*Work to complete*
Some lines of these records may hold the word "桥接模式"; state how many, using only the number.

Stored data
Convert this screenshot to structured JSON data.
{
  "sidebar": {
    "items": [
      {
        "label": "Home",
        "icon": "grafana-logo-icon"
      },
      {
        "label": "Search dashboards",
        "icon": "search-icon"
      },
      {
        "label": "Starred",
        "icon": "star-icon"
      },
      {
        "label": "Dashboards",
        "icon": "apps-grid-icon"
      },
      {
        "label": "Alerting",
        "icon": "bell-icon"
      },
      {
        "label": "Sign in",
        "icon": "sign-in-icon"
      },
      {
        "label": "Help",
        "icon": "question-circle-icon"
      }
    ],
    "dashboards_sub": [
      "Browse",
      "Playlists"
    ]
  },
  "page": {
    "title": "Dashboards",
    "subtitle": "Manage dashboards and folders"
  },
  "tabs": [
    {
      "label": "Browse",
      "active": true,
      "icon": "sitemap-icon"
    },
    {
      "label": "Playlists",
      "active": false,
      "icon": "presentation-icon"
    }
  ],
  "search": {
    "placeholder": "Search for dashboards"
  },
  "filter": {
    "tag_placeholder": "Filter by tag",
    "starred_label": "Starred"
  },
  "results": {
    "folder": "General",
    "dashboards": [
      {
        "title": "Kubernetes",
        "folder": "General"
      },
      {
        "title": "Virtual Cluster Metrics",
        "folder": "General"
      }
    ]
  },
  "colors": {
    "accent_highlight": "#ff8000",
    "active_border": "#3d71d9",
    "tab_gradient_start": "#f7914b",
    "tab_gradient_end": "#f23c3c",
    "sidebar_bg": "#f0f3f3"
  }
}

--

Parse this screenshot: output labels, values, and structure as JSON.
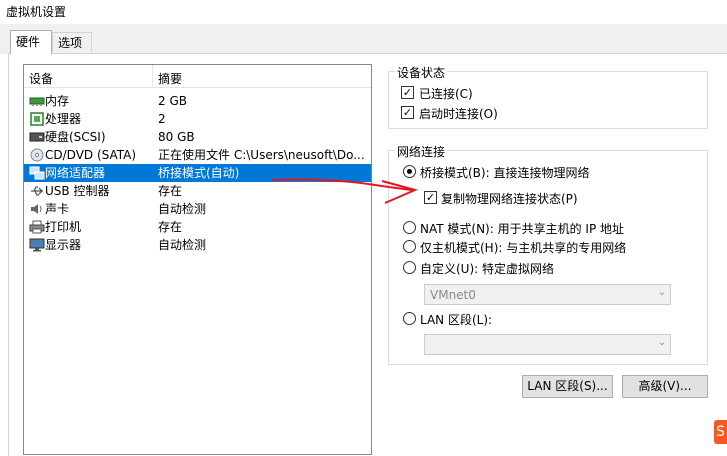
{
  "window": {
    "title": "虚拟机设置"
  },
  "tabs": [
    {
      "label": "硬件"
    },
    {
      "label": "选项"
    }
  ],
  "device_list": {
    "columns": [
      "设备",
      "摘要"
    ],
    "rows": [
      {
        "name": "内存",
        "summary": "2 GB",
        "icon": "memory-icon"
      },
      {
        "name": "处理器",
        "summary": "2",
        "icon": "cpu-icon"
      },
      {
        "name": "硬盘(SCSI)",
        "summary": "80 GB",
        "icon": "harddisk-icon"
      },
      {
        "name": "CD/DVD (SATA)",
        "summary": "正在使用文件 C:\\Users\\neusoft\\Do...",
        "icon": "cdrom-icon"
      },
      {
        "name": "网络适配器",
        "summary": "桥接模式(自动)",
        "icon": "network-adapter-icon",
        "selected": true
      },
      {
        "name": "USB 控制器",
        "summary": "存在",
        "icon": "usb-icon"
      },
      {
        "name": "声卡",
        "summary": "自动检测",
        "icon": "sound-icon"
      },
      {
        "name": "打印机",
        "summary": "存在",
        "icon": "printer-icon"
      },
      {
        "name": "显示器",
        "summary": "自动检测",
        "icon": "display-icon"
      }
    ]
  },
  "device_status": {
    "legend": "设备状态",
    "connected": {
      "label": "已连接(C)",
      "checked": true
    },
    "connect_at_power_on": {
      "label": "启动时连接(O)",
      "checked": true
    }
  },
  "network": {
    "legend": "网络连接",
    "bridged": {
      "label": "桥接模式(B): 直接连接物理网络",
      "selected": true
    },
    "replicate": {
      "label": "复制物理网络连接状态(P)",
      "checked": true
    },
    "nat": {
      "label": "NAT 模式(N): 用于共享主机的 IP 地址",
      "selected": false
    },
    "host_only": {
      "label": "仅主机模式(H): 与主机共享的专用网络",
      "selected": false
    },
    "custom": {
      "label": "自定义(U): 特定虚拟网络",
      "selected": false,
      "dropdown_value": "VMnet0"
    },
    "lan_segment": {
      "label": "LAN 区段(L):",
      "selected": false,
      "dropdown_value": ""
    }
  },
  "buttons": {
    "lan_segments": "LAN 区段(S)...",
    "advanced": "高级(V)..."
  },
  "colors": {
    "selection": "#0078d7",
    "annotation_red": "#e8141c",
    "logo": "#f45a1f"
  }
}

*The result*
2